▶ _SHORT PROBLEM_:
Transcribe the records that follow exactly. Skip the pictures.

▶ _Data excerpts_:
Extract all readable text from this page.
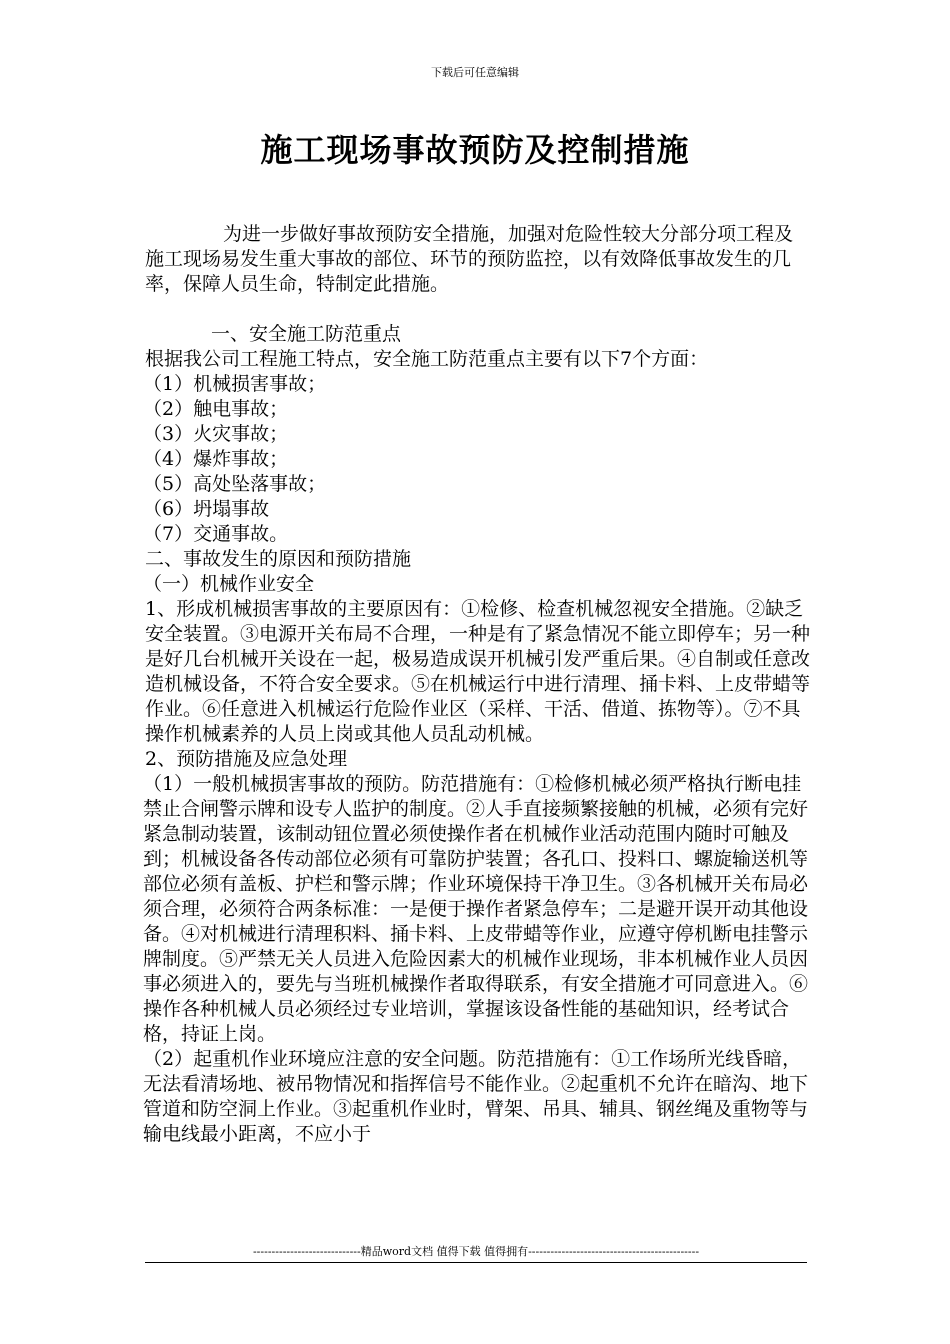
下载后可任意编辑
施工现场事故预防及控制措施

为进一步做好事故预防安全措施，加强对危险性较大分部分项工程及施工现场易发生重大事故的部位、环节的预防监控，以有效降低事故发生的几率，保障人员生命，特制定此措施。

一、安全施工防范重点

根据我公司工程施工特点，安全施工防范重点主要有以下7个方面：

（1）机械损害事故；

（2）触电事故；

（3）火灾事故；

（4）爆炸事故；

（5）高处坠落事故；

（6）坍塌事故

（7）交通事故。

二、事故发生的原因和预防措施

（一）机械作业安全

1、形成机械损害事故的主要原因有：①检修、检查机械忽视安全措施。②缺乏安全装置。③电源开关布局不合理，一种是有了紧急情况不能立即停车；另一种是好几台机械开关设在一起，极易造成误开机械引发严重后果。④自制或任意改造机械设备，不符合安全要求。⑤在机械运行中进行清理、捅卡料、上皮带蜡等作业。⑥任意进入机械运行危险作业区（采样、干活、借道、拣物等）。⑦不具操作机械素养的人员上岗或其他人员乱动机械。

2、预防措施及应急处理

（1）一般机械损害事故的预防。防范措施有：①检修机械必须严格执行断电挂禁止合闸警示牌和设专人监护的制度。②人手直接频繁接触的机械，必须有完好紧急制动装置，该制动钮位置必须使操作者在机械作业活动范围内随时可触及到；机械设备各传动部位必须有可靠防护装置；各孔口、投料口、螺旋输送机等部位必须有盖板、护栏和警示牌；作业环境保持干净卫生。③各机械开关布局必须合理，必须符合两条标准：一是便于操作者紧急停车；二是避开误开动其他设备。④对机械进行清理积料、捅卡料、上皮带蜡等作业，应遵守停机断电挂警示牌制度。⑤严禁无关人员进入危险因素大的机械作业现场，非本机械作业人员因事必须进入的，要先与当班机械操作者取得联系，有安全措施才可同意进入。⑥操作各种机械人员必须经过专业培训，掌握该设备性能的基础知识，经考试合格，持证上岗。

（2）起重机作业环境应注意的安全问题。防范措施有：①工作场所光线昏暗，无法看清场地、被吊物情况和指挥信号不能作业。②起重机不允许在暗沟、地下管道和防空洞上作业。③起重机作业时，臂架、吊具、辅具、钢丝绳及重物等与输电线最小距离，不应小于

-----------------------------精品word文档 值得下载 值得拥有----------------------------------------------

▶ _THE RESPONSE_:
Extract all readable text from this page.
下载后可任意编辑
施工现场事故预防及控制措施

为进一步做好事故预防安全措施，加强对危险性较大分部分项工程及施工现场易发生重大事故的部位、环节的预防监控，以有效降低事故发生的几率，保障人员生命，特制定此措施。

一、安全施工防范重点

根据我公司工程施工特点，安全施工防范重点主要有以下7个方面：

（1）机械损害事故；

（2）触电事故；

（3）火灾事故；

（4）爆炸事故；

（5）高处坠落事故；

（6）坍塌事故

（7）交通事故。

二、事故发生的原因和预防措施

（一）机械作业安全

1、形成机械损害事故的主要原因有：①检修、检查机械忽视安全措施。②缺乏安全装置。③电源开关布局不合理，一种是有了紧急情况不能立即停车；另一种是好几台机械开关设在一起，极易造成误开机械引发严重后果。④自制或任意改造机械设备，不符合安全要求。⑤在机械运行中进行清理、捅卡料、上皮带蜡等作业。⑥任意进入机械运行危险作业区（采样、干活、借道、拣物等）。⑦不具操作机械素养的人员上岗或其他人员乱动机械。

2、预防措施及应急处理

（1）一般机械损害事故的预防。防范措施有：①检修机械必须严格执行断电挂禁止合闸警示牌和设专人监护的制度。②人手直接频繁接触的机械，必须有完好紧急制动装置，该制动钮位置必须使操作者在机械作业活动范围内随时可触及到；机械设备各传动部位必须有可靠防护装置；各孔口、投料口、螺旋输送机等部位必须有盖板、护栏和警示牌；作业环境保持干净卫生。③各机械开关布局必须合理，必须符合两条标准：一是便于操作者紧急停车；二是避开误开动其他设备。④对机械进行清理积料、捅卡料、上皮带蜡等作业，应遵守停机断电挂警示牌制度。⑤严禁无关人员进入危险因素大的机械作业现场，非本机械作业人员因事必须进入的，要先与当班机械操作者取得联系，有安全措施才可同意进入。⑥操作各种机械人员必须经过专业培训，掌握该设备性能的基础知识，经考试合格，持证上岗。

（2）起重机作业环境应注意的安全问题。防范措施有：①工作场所光线昏暗，无法看清场地、被吊物情况和指挥信号不能作业。②起重机不允许在暗沟、地下管道和防空洞上作业。③起重机作业时，臂架、吊具、辅具、钢丝绳及重物等与输电线最小距离，不应小于

-----------------------------精品word文档 值得下载 值得拥有----------------------------------------------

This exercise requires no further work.